§ **DIRECTIONS**
Take the lines from the one with "Give me the" to the end of the listing, both ends included, and quote them exactly, leaving pictures out.

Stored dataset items
..............................

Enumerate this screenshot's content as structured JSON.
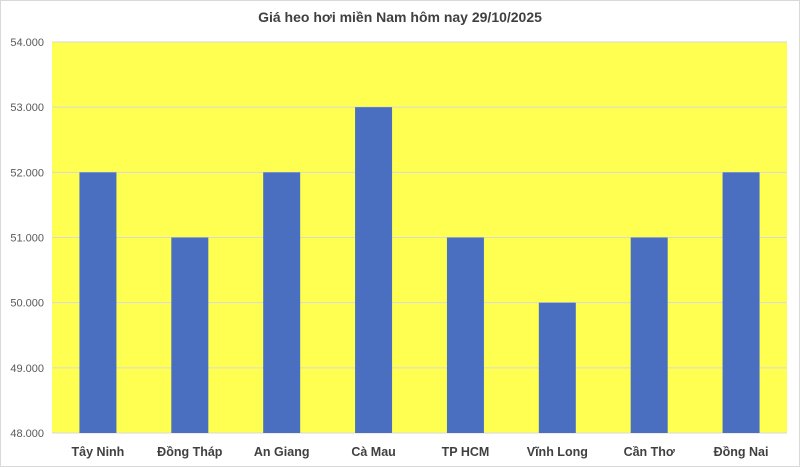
{
  "chart_data": {
    "type": "bar",
    "title": "Giá heo hơi miền Nam hôm nay 29/10/2025",
    "categories": [
      "Tây Ninh",
      "Đồng Tháp",
      "An Giang",
      "Cà Mau",
      "TP HCM",
      "Vĩnh Long",
      "Cần Thơ",
      "Đồng Nai"
    ],
    "values": [
      52000,
      51000,
      52000,
      53000,
      51000,
      50000,
      51000,
      52000
    ],
    "ylim": [
      48000,
      54000
    ],
    "yticks": [
      48000,
      49000,
      50000,
      51000,
      52000,
      53000,
      54000
    ],
    "ytick_labels": [
      "48.000",
      "49.000",
      "50.000",
      "51.000",
      "52.000",
      "53.000",
      "54.000"
    ],
    "xlabel": "",
    "ylabel": "",
    "grid": true,
    "legend": "none",
    "colors": {
      "bar": "#4A6FC0",
      "plot_background": "#FFFF52",
      "gridline": "#D9D9D9"
    }
  }
}
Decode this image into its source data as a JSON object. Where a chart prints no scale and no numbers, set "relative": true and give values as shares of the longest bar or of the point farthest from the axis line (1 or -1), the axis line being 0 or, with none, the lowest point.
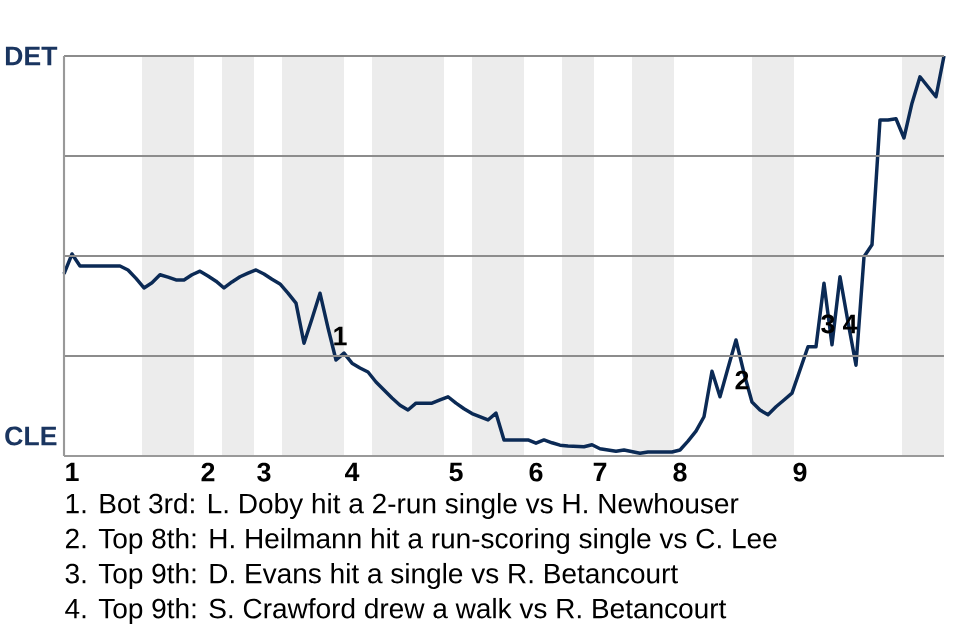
{
  "chart_data": {
    "type": "line",
    "relative": true,
    "categories": [
      null,
      "1",
      null,
      null,
      null,
      null,
      null,
      null,
      null,
      null,
      null,
      null,
      null,
      null,
      null,
      null,
      null,
      null,
      "2",
      null,
      null,
      null,
      null,
      null,
      null,
      "3",
      null,
      null,
      null,
      null,
      null,
      null,
      null,
      null,
      null,
      null,
      "4",
      null,
      null,
      null,
      null,
      null,
      null,
      null,
      null,
      null,
      null,
      null,
      null,
      "5",
      null,
      null,
      null,
      null,
      null,
      null,
      null,
      null,
      null,
      "6",
      null,
      null,
      null,
      null,
      null,
      null,
      null,
      "7",
      null,
      null,
      null,
      null,
      null,
      null,
      null,
      null,
      null,
      "8",
      null,
      null,
      null,
      null,
      null,
      null,
      null,
      null,
      null,
      null,
      null,
      null,
      null,
      null,
      "9",
      null,
      null,
      null,
      null,
      null,
      null,
      null,
      null,
      null,
      null,
      null,
      null,
      null,
      null,
      null,
      null,
      null,
      null
    ],
    "series": [
      {
        "color": "#0b2a55",
        "values": [
          0.455,
          0.505,
          0.475,
          0.475,
          0.475,
          0.475,
          0.475,
          0.475,
          0.465,
          0.444,
          0.42,
          0.433,
          0.453,
          0.447,
          0.44,
          0.44,
          0.453,
          0.462,
          0.45,
          0.437,
          0.42,
          0.435,
          0.448,
          0.457,
          0.465,
          0.455,
          0.442,
          0.43,
          0.407,
          0.382,
          0.282,
          0.343,
          0.407,
          0.32,
          0.24,
          0.257,
          0.232,
          0.22,
          0.21,
          0.185,
          0.165,
          0.145,
          0.127,
          0.115,
          0.132,
          0.132,
          0.132,
          0.14,
          0.148,
          0.132,
          0.118,
          0.106,
          0.098,
          0.09,
          0.107,
          0.04,
          0.04,
          0.04,
          0.04,
          0.032,
          0.04,
          0.033,
          0.027,
          0.025,
          0.024,
          0.023,
          0.028,
          0.018,
          0.015,
          0.012,
          0.015,
          0.011,
          0.007,
          0.01,
          0.01,
          0.01,
          0.01,
          0.015,
          0.037,
          0.062,
          0.098,
          0.212,
          0.148,
          0.22,
          0.29,
          0.207,
          0.135,
          0.115,
          0.103,
          0.123,
          0.14,
          0.157,
          0.215,
          0.273,
          0.273,
          0.432,
          0.278,
          0.448,
          0.335,
          0.227,
          0.498,
          0.528,
          0.84,
          0.84,
          0.843,
          0.795,
          0.882,
          0.948,
          0.923,
          0.898,
          1
        ]
      }
    ],
    "grid": "y",
    "annotations": [
      "DET",
      "CLE",
      "1",
      "2",
      "3",
      "4",
      "1. Bot 3rd: L. Doby hit a 2-run single vs H. Newhouser",
      "2. Top 8th: H. Heilmann hit a run-scoring single vs C. Lee",
      "3. Top 9th: D. Evans hit a single vs R. Betancourt",
      "4. Top 9th: S. Crawford drew a walk vs R. Betancourt"
    ]
  }
}
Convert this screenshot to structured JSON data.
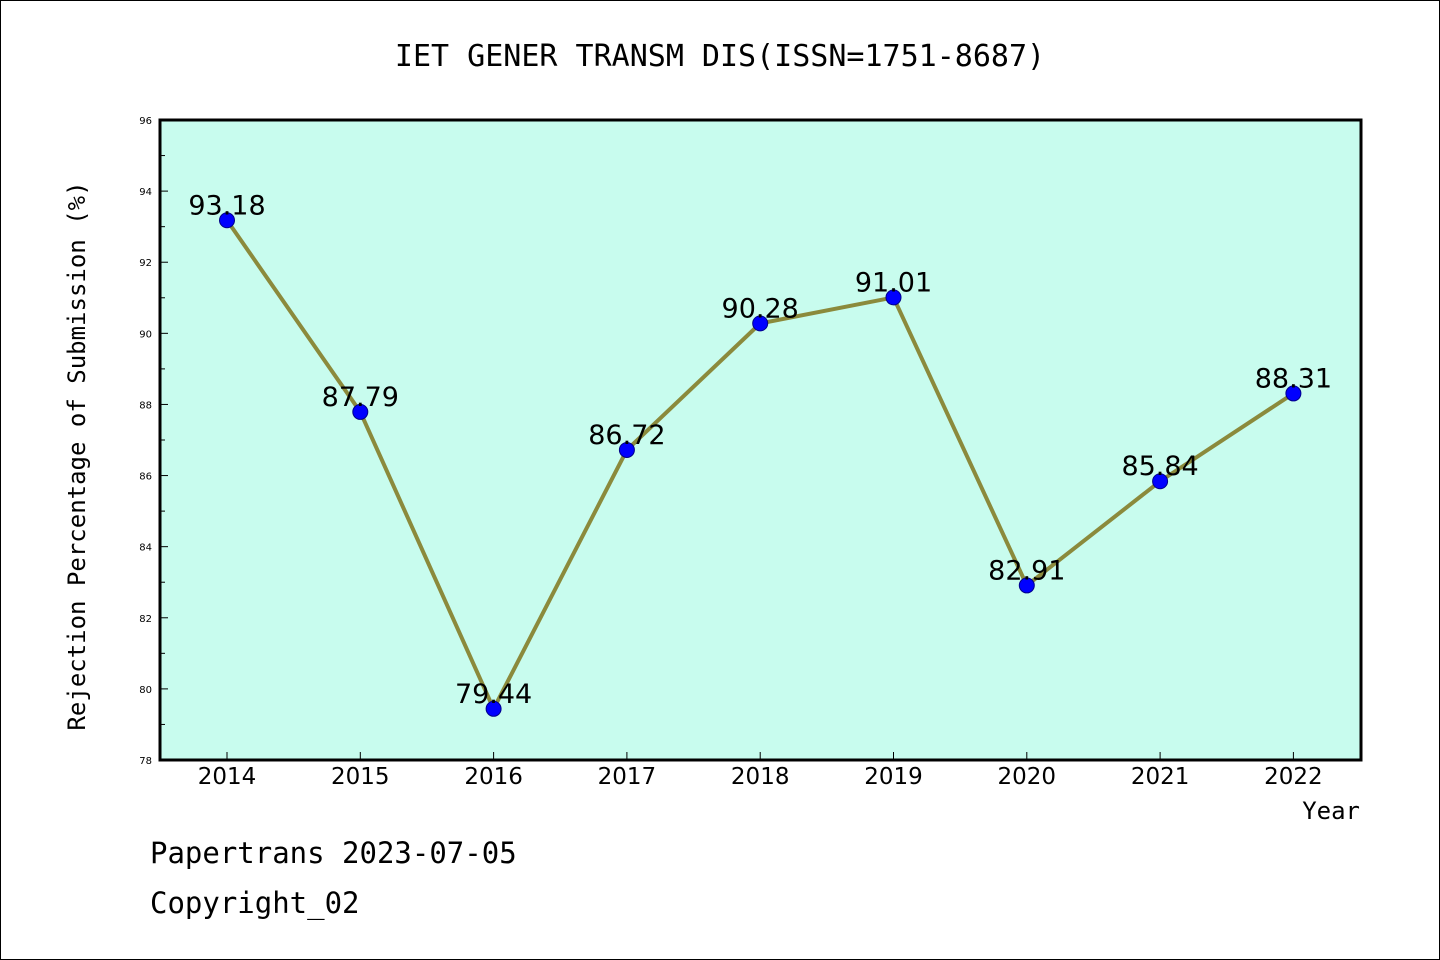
{
  "chart_data": {
    "type": "line",
    "title": "IET GENER TRANSM DIS(ISSN=1751-8687)",
    "xlabel": "Year",
    "ylabel": "Rejection Percentage of Submission (%)",
    "categories": [
      "2014",
      "2015",
      "2016",
      "2017",
      "2018",
      "2019",
      "2020",
      "2021",
      "2022"
    ],
    "values": [
      93.18,
      87.79,
      79.44,
      86.72,
      90.28,
      91.01,
      82.91,
      85.84,
      88.31
    ],
    "data_labels": [
      "93.18",
      "87.79",
      "79.44",
      "86.72",
      "90.28",
      "91.01",
      "82.91",
      "85.84",
      "88.31"
    ],
    "ylim": [
      78,
      96
    ],
    "yticks": [
      78,
      80,
      82,
      84,
      86,
      88,
      90,
      92,
      94,
      96
    ],
    "grid": false,
    "colors": {
      "plot_background": "#c8fcee",
      "line": "#8b8a3c",
      "marker": "#0000ff"
    }
  },
  "footer": {
    "line1": "Papertrans 2023-07-05",
    "line2": "Copyright_02"
  }
}
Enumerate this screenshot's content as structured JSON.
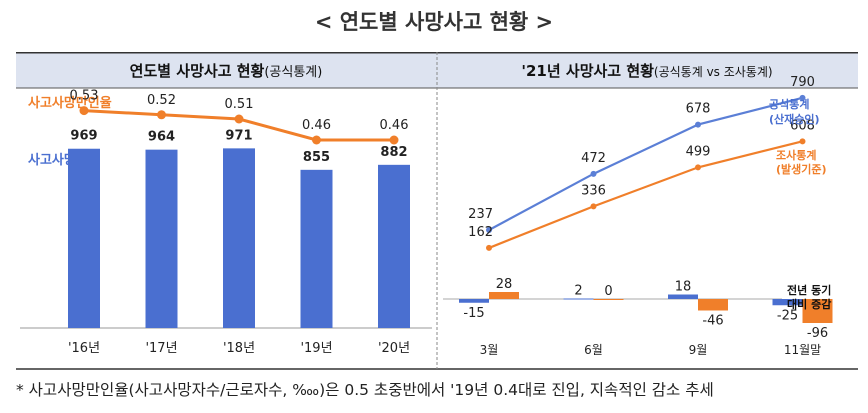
{
  "page_title": "< 연도별 사망사고 현황 >",
  "footnote": "* 사고사망만인율(사고사망자수/근로자수, ‱)은 0.5 초중반에서 '19년 0.4대로 진입, 지속적인 감소 추세",
  "chart_data": [
    {
      "type": "bar",
      "title": "연도별 사망사고 현황",
      "title_suffix": "(공식통계)",
      "categories": [
        "'16년",
        "'17년",
        "'18년",
        "'19년",
        "'20년"
      ],
      "series": [
        {
          "name": "사고사망자수",
          "type": "bar",
          "color": "#4a6fd0",
          "values": [
            969,
            964,
            971,
            855,
            882
          ]
        },
        {
          "name": "사고사망만인율",
          "type": "line",
          "color": "#f07f2a",
          "values": [
            0.53,
            0.52,
            0.51,
            0.46,
            0.46
          ]
        }
      ]
    },
    {
      "type": "line",
      "title": "'21년 사망사고 현황",
      "title_suffix": "(공식통계 vs 조사통계)",
      "categories": [
        "3월",
        "6월",
        "9월",
        "11월말"
      ],
      "series": [
        {
          "name": "공식통계",
          "name_sub": "(산재승인)",
          "color": "#5b7fd6",
          "values": [
            237,
            472,
            678,
            790
          ]
        },
        {
          "name": "조사통계",
          "name_sub": "(발생기준)",
          "color": "#f07f2a",
          "values": [
            162,
            336,
            499,
            608
          ]
        }
      ],
      "change_chart": {
        "type": "bar",
        "label_line1": "전년 동기",
        "label_line2": "대비 증감",
        "series": [
          {
            "name": "공식통계",
            "color": "#4a6fd0",
            "values": [
              -15,
              2,
              18,
              -25
            ]
          },
          {
            "name": "조사통계",
            "color": "#f07f2a",
            "values": [
              28,
              0,
              -46,
              -96
            ]
          }
        ]
      }
    }
  ]
}
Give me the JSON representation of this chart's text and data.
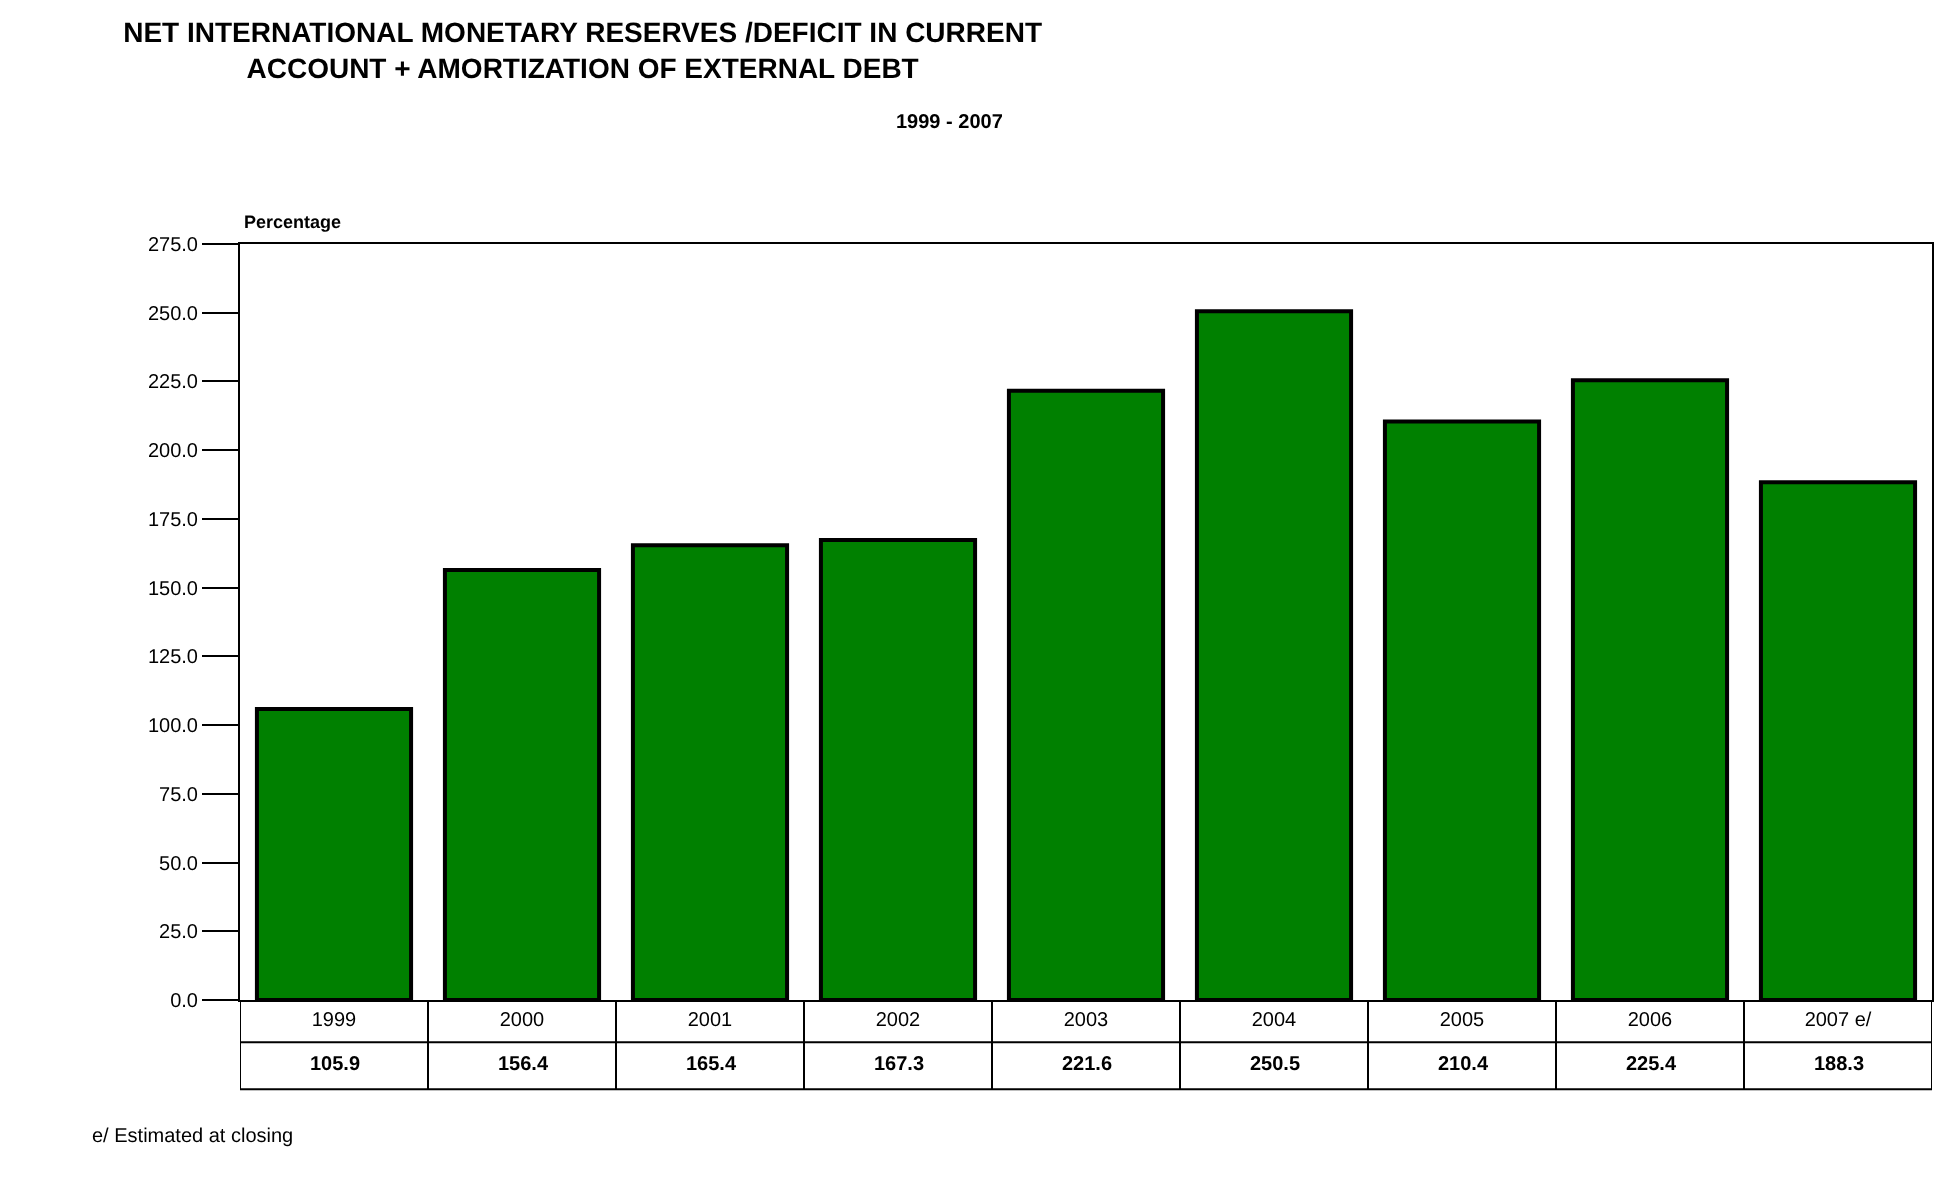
{
  "chart_data": {
    "type": "bar",
    "title": "NET INTERNATIONAL MONETARY RESERVES /DEFICIT IN CURRENT\nACCOUNT + AMORTIZATION OF EXTERNAL DEBT",
    "subtitle": "1999 - 2007",
    "ylabel": "Percentage",
    "categories": [
      "1999",
      "2000",
      "2001",
      "2002",
      "2003",
      "2004",
      "2005",
      "2006",
      "2007 e/"
    ],
    "values": [
      105.9,
      156.4,
      165.4,
      167.3,
      221.6,
      250.5,
      210.4,
      225.4,
      188.3
    ],
    "color": "#008000",
    "ylim": [
      0,
      275
    ],
    "yticks": [
      {
        "value": 0,
        "label": "0.0"
      },
      {
        "value": 25,
        "label": "25.0"
      },
      {
        "value": 50,
        "label": "50.0"
      },
      {
        "value": 75,
        "label": "75.0"
      },
      {
        "value": 100,
        "label": "100.0"
      },
      {
        "value": 125,
        "label": "125.0"
      },
      {
        "value": 150,
        "label": "150.0"
      },
      {
        "value": 175,
        "label": "175.0"
      },
      {
        "value": 200,
        "label": "200.0"
      },
      {
        "value": 225,
        "label": "225.0"
      },
      {
        "value": 250,
        "label": "250.0"
      },
      {
        "value": 275,
        "label": "275.0"
      }
    ],
    "data_labels": true,
    "legend": false,
    "annotations": [
      "e/ Estimated at closing"
    ]
  }
}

..............................

§ **RESPONSE FOR THIS EXERCISE**
Give me the JSON representation of this chart's text and data.
{
  "chart_data": {
    "type": "bar",
    "title": "NET INTERNATIONAL MONETARY RESERVES /DEFICIT IN CURRENT\nACCOUNT + AMORTIZATION OF EXTERNAL DEBT",
    "subtitle": "1999 - 2007",
    "ylabel": "Percentage",
    "categories": [
      "1999",
      "2000",
      "2001",
      "2002",
      "2003",
      "2004",
      "2005",
      "2006",
      "2007 e/"
    ],
    "values": [
      105.9,
      156.4,
      165.4,
      167.3,
      221.6,
      250.5,
      210.4,
      225.4,
      188.3
    ],
    "color": "#008000",
    "ylim": [
      0,
      275
    ],
    "yticks": [
      {
        "value": 0,
        "label": "0.0"
      },
      {
        "value": 25,
        "label": "25.0"
      },
      {
        "value": 50,
        "label": "50.0"
      },
      {
        "value": 75,
        "label": "75.0"
      },
      {
        "value": 100,
        "label": "100.0"
      },
      {
        "value": 125,
        "label": "125.0"
      },
      {
        "value": 150,
        "label": "150.0"
      },
      {
        "value": 175,
        "label": "175.0"
      },
      {
        "value": 200,
        "label": "200.0"
      },
      {
        "value": 225,
        "label": "225.0"
      },
      {
        "value": 250,
        "label": "250.0"
      },
      {
        "value": 275,
        "label": "275.0"
      }
    ],
    "data_labels": true,
    "legend": false,
    "annotations": [
      "e/ Estimated at closing"
    ]
  }
}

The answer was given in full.